| Work to be completed |
Determine the number of lines in these entries that hold the word "text". Give the number and nothing more.

START Records supplied

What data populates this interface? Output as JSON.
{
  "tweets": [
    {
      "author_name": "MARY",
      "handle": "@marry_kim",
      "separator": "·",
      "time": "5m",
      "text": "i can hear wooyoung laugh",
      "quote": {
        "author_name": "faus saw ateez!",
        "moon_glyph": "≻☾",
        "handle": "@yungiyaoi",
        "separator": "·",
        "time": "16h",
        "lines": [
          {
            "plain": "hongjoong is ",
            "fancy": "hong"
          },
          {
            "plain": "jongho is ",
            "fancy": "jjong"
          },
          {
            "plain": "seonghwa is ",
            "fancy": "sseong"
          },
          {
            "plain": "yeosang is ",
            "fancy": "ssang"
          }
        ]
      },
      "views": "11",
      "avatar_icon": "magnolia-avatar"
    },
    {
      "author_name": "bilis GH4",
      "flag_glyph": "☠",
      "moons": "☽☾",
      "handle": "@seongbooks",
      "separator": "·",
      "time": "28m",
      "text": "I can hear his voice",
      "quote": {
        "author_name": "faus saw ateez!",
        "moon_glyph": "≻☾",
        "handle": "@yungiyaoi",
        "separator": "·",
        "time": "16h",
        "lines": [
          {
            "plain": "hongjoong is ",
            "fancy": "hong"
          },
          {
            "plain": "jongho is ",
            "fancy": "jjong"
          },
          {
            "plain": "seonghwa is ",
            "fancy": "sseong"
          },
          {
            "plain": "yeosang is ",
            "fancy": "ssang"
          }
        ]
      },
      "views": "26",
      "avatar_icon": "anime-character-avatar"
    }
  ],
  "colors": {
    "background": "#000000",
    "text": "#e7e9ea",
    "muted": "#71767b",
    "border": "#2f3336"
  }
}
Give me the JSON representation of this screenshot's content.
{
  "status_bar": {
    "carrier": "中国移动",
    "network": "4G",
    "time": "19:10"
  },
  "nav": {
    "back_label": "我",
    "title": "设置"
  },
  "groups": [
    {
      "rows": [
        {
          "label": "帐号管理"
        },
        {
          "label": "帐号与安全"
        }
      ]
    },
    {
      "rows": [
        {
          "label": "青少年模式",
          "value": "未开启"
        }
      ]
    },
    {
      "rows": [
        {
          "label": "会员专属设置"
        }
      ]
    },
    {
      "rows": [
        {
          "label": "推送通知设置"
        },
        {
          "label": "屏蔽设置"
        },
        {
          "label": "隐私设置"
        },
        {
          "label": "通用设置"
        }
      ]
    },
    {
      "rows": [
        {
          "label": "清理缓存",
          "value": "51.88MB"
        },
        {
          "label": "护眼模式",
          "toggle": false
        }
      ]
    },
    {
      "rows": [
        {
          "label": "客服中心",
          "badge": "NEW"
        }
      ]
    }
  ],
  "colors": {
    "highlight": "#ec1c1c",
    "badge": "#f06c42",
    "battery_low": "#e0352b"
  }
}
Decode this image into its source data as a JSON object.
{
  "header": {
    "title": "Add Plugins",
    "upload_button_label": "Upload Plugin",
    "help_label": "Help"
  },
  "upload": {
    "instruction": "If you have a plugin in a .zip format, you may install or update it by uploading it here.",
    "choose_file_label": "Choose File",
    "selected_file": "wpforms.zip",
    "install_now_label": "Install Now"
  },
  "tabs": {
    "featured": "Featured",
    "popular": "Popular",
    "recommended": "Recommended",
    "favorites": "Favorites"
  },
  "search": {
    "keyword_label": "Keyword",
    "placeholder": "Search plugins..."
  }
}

END Records supplied

| Complete response |
3